* _OBJECTIVE_
From the listing below, pull out the lines that hold "Jucharte".

* _RECORDS SHOWN_
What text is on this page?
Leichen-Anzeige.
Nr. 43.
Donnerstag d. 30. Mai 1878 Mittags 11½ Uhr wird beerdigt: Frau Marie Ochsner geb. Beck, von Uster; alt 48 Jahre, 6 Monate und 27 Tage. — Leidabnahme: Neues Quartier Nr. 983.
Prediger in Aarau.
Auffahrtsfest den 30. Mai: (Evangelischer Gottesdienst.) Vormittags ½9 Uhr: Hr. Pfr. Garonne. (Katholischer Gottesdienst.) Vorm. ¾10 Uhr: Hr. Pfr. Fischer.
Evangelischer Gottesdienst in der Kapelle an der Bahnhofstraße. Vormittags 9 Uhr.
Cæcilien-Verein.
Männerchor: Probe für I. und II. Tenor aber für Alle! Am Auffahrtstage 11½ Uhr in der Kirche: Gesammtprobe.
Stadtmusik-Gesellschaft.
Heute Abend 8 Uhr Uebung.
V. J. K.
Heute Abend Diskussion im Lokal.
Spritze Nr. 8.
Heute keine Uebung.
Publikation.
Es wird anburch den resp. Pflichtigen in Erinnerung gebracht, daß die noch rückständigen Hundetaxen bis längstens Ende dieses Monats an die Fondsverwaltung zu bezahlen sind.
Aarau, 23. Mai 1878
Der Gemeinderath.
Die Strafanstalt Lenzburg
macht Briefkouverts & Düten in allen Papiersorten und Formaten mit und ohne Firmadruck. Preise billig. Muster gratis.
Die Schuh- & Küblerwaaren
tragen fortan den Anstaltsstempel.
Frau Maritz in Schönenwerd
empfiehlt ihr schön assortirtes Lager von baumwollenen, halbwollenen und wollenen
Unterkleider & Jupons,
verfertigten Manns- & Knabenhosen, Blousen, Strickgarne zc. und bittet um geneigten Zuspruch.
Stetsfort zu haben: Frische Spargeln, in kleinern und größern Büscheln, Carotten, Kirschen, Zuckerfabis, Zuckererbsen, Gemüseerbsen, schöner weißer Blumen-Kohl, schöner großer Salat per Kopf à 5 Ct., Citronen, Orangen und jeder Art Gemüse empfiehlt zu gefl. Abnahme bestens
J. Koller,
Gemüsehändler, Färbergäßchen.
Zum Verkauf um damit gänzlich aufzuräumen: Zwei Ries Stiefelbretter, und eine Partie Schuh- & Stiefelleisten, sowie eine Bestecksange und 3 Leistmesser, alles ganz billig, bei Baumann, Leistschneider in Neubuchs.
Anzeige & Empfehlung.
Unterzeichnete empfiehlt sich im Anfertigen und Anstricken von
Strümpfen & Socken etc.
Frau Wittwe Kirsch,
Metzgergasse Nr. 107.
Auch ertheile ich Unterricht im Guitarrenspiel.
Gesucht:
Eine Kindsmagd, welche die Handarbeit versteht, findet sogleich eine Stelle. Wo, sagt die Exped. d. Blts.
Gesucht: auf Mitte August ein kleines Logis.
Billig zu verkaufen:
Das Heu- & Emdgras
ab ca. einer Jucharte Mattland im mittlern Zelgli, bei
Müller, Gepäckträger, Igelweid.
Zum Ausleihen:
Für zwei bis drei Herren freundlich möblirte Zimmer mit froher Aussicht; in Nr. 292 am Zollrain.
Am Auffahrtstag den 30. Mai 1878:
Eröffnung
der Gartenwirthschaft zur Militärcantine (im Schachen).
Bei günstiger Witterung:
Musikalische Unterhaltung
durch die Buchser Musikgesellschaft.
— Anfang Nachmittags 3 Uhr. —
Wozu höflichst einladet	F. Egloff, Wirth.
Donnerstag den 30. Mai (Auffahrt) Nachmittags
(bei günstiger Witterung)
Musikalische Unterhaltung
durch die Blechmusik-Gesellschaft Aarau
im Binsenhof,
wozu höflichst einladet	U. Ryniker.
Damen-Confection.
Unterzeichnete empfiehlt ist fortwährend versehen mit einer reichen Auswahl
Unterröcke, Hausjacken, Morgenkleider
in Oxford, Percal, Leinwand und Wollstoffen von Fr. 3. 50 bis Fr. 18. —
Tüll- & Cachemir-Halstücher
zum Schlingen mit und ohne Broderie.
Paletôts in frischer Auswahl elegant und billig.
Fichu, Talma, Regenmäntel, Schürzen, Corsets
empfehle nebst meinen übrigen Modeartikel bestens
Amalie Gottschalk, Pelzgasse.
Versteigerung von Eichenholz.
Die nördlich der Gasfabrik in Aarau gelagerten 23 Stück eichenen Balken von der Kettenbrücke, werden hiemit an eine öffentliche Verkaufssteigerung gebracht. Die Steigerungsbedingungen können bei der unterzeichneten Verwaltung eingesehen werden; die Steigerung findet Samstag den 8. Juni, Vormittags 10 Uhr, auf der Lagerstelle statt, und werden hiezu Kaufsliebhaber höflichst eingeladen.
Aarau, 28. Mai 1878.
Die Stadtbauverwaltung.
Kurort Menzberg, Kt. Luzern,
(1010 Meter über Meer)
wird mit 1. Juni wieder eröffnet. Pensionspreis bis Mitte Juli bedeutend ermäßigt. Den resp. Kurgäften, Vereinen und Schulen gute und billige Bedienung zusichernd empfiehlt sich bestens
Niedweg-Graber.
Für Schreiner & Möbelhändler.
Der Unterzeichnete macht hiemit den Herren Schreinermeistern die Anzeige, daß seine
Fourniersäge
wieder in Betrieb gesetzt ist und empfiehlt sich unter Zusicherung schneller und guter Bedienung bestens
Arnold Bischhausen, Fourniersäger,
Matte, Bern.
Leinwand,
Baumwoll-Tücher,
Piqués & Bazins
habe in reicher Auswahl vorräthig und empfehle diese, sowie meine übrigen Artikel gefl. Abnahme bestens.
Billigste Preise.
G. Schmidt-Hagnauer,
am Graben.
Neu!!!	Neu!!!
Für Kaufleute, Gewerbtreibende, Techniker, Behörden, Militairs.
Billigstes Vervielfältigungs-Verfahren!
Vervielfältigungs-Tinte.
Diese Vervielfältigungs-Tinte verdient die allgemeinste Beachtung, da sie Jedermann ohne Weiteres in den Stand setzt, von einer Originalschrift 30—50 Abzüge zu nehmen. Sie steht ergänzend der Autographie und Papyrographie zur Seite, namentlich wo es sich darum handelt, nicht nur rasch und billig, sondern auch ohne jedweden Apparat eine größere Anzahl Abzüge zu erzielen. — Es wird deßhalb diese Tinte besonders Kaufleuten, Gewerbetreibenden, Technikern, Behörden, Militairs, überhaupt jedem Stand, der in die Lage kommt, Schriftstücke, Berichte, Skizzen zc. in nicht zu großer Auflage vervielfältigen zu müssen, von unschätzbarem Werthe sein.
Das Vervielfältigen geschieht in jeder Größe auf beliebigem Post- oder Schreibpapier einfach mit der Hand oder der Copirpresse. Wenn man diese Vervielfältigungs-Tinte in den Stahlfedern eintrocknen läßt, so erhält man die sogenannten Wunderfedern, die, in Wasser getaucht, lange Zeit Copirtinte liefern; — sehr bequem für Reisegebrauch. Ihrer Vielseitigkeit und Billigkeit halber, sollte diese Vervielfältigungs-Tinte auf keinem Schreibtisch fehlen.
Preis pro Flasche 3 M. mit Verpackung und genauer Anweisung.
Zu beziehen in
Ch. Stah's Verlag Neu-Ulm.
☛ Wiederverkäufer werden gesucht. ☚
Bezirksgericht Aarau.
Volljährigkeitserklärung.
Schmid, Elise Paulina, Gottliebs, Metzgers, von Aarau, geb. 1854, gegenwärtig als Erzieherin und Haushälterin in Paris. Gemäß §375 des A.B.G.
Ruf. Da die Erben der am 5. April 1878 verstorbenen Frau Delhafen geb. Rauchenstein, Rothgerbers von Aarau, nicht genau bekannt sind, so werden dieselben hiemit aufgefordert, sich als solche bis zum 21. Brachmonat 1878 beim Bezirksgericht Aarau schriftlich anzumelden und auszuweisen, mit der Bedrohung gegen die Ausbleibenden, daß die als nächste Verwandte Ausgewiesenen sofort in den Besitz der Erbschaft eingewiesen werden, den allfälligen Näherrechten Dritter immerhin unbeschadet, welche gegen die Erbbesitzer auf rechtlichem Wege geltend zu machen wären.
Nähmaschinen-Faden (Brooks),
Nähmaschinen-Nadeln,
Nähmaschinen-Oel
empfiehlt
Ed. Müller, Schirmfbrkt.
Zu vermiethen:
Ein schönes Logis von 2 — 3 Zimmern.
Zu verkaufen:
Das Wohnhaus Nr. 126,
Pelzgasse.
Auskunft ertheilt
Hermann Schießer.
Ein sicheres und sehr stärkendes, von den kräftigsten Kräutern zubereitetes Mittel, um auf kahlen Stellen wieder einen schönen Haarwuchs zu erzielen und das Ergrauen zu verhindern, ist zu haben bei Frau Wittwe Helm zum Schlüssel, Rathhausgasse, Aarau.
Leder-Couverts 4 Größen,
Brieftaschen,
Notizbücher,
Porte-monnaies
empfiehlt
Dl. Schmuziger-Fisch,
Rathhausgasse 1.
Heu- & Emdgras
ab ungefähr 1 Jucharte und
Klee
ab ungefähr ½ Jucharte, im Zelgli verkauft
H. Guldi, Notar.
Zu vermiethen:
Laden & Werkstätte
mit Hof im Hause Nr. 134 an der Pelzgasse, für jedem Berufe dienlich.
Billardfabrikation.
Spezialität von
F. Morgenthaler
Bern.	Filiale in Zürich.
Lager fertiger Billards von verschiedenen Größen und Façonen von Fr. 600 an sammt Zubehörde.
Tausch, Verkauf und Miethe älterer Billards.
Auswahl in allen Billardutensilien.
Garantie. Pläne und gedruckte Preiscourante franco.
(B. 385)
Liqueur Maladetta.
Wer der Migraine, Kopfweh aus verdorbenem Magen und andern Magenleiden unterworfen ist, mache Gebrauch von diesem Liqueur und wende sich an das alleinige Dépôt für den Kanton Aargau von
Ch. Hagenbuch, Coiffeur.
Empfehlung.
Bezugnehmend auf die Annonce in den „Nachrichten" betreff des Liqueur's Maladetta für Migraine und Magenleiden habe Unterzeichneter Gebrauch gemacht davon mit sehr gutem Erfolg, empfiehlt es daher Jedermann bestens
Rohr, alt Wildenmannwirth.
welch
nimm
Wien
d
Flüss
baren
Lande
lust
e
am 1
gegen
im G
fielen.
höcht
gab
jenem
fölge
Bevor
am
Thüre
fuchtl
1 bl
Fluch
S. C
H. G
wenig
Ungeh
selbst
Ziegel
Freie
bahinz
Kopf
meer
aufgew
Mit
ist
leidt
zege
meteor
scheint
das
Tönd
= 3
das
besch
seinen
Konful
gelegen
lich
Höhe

* _COMPLETE OUTPUT_
ab ca. einer Jucharte Mattland im mittlern Zelgli, bei
ab ungefähr 1 Jucharte und
ab ungefähr ½ Jucharte, im Zelgli verkauft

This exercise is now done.